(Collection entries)
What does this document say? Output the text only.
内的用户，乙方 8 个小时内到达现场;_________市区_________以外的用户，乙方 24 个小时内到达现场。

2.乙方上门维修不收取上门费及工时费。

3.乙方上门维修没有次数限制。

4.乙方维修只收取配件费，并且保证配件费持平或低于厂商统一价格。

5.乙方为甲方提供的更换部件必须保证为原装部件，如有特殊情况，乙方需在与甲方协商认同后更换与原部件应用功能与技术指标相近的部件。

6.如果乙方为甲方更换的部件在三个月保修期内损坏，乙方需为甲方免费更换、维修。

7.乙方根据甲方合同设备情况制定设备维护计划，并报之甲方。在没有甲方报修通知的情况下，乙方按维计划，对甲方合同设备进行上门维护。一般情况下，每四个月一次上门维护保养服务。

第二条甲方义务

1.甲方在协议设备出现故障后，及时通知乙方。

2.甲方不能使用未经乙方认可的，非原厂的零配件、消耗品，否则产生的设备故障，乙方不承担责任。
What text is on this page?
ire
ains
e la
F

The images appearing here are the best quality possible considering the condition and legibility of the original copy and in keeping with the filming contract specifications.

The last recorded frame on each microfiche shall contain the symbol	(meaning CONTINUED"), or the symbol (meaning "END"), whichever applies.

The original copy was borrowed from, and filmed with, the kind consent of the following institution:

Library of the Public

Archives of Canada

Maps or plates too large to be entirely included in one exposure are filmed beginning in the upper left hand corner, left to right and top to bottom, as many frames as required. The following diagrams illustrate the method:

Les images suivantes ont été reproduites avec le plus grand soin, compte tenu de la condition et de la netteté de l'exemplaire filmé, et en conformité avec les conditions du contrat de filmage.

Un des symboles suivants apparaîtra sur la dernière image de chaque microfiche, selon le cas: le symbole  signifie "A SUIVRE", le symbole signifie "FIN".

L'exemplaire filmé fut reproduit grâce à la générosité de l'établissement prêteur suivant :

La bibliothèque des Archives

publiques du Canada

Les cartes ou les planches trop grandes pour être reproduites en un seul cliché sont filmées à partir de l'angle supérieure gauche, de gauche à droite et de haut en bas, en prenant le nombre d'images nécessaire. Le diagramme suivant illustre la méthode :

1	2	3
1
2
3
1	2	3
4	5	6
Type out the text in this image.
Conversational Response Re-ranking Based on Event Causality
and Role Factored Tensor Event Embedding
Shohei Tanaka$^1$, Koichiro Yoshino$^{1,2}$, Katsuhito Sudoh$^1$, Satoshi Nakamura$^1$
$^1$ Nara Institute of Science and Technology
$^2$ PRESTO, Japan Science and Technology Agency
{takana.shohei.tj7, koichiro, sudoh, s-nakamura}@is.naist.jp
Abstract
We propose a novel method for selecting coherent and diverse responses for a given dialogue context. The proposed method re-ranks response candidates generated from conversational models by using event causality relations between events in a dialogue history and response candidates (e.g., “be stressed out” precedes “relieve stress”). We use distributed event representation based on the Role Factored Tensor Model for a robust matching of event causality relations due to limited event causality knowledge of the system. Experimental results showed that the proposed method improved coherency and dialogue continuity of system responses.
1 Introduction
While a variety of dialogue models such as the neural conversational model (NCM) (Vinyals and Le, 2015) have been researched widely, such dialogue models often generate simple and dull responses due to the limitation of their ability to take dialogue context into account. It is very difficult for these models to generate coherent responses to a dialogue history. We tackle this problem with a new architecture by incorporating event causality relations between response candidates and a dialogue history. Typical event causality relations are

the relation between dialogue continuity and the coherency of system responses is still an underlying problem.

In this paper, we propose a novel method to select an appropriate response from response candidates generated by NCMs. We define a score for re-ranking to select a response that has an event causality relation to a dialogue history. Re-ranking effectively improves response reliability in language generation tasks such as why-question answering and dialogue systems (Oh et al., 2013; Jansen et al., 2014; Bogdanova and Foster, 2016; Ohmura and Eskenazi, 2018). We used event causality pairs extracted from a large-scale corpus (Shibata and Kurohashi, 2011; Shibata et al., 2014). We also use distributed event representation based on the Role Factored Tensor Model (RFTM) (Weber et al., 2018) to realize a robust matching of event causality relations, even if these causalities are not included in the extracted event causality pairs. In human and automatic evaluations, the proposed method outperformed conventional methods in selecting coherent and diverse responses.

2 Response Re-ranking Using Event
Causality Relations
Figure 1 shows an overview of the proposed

** The request **
How many lines in the listing contain "diverse"? Answer with the number alone.

** Response **
2